- _Exercise brief_
Copy the records below exactly, leaving out every picture.

- _Exercise inputs_
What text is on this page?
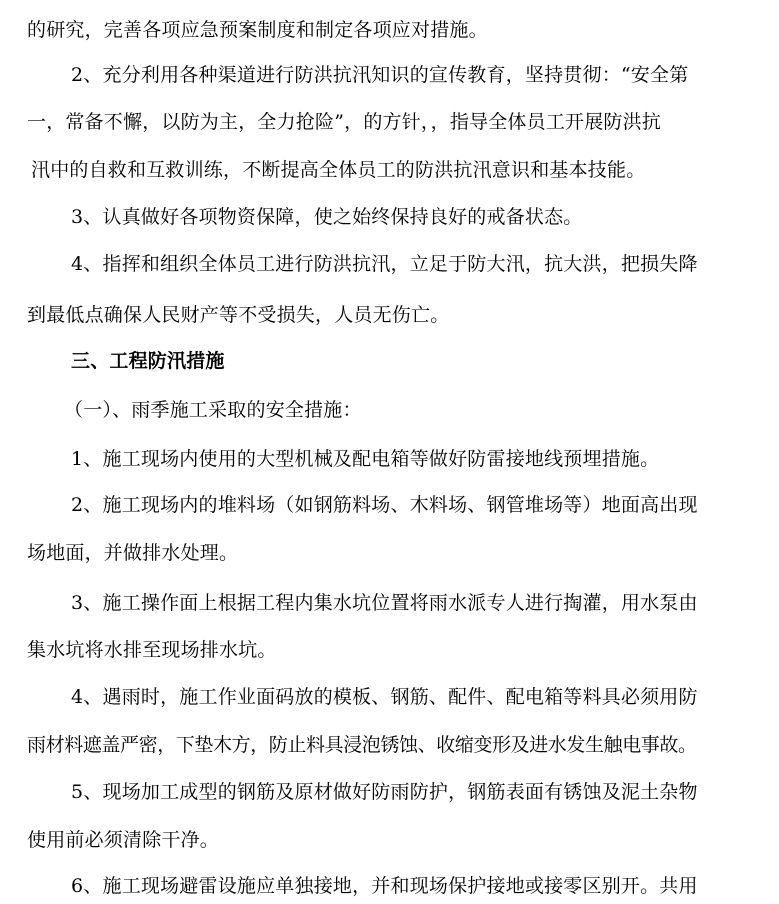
的研究，完善各项应急预案制度和制定各项应对措施。
2、充分利用各种渠道进行防洪抗汛知识的宣传教育，坚持贯彻：“安全第
一，常备不懈，以防为主，全力抢险”，的方针，，指导全体员工开展防洪抗
汛中的自救和互救训练，不断提高全体员工的防洪抗汛意识和基本技能。
3、认真做好各项物资保障，使之始终保持良好的戒备状态。
4、指挥和组织全体员工进行防洪抗汛，立足于防大汛，抗大洪，把损失降
到最低点确保人民财产等不受损失，人员无伤亡。
三、工程防汛措施
（一）、雨季施工采取的安全措施：
1、施工现场内使用的大型机械及配电箱等做好防雷接地线预埋措施。
2、施工现场内的堆料场（如钢筋料场、木料场、钢管堆场等）地面高出现
场地面，并做排水处理。
3、施工操作面上根据工程内集水坑位置将雨水派专人进行掏灌，用水泵由
集水坑将水排至现场排水坑。
4、遇雨时，施工作业面码放的模板、钢筋、配件、配电箱等料具必须用防
雨材料遮盖严密，下垫木方，防止料具浸泡锈蚀、收缩变形及进水发生触电事故。
5、现场加工成型的钢筋及原材做好防雨防护，钢筋表面有锈蚀及泥土杂物
使用前必须清除干净。
6、施工现场避雷设施应单独接地，并和现场保护接地或接零区别开。共用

- _Reply to the task_
What text is on this page?
的研究，完善各项应急预案制度和制定各项应对措施。
2、充分利用各种渠道进行防洪抗汛知识的宣传教育，坚持贯彻：“安全第
一，常备不懈，以防为主，全力抢险”，的方针，，指导全体员工开展防洪抗
汛中的自救和互救训练，不断提高全体员工的防洪抗汛意识和基本技能。
3、认真做好各项物资保障，使之始终保持良好的戒备状态。
4、指挥和组织全体员工进行防洪抗汛，立足于防大汛，抗大洪，把损失降
到最低点确保人民财产等不受损失，人员无伤亡。
三、工程防汛措施
（一）、雨季施工采取的安全措施：
1、施工现场内使用的大型机械及配电箱等做好防雷接地线预埋措施。
2、施工现场内的堆料场（如钢筋料场、木料场、钢管堆场等）地面高出现
场地面，并做排水处理。
3、施工操作面上根据工程内集水坑位置将雨水派专人进行掏灌，用水泵由
集水坑将水排至现场排水坑。
4、遇雨时，施工作业面码放的模板、钢筋、配件、配电箱等料具必须用防
雨材料遮盖严密，下垫木方，防止料具浸泡锈蚀、收缩变形及进水发生触电事故。
5、现场加工成型的钢筋及原材做好防雨防护，钢筋表面有锈蚀及泥土杂物
使用前必须清除干净。
6、施工现场避雷设施应单独接地，并和现场保护接地或接零区别开。共用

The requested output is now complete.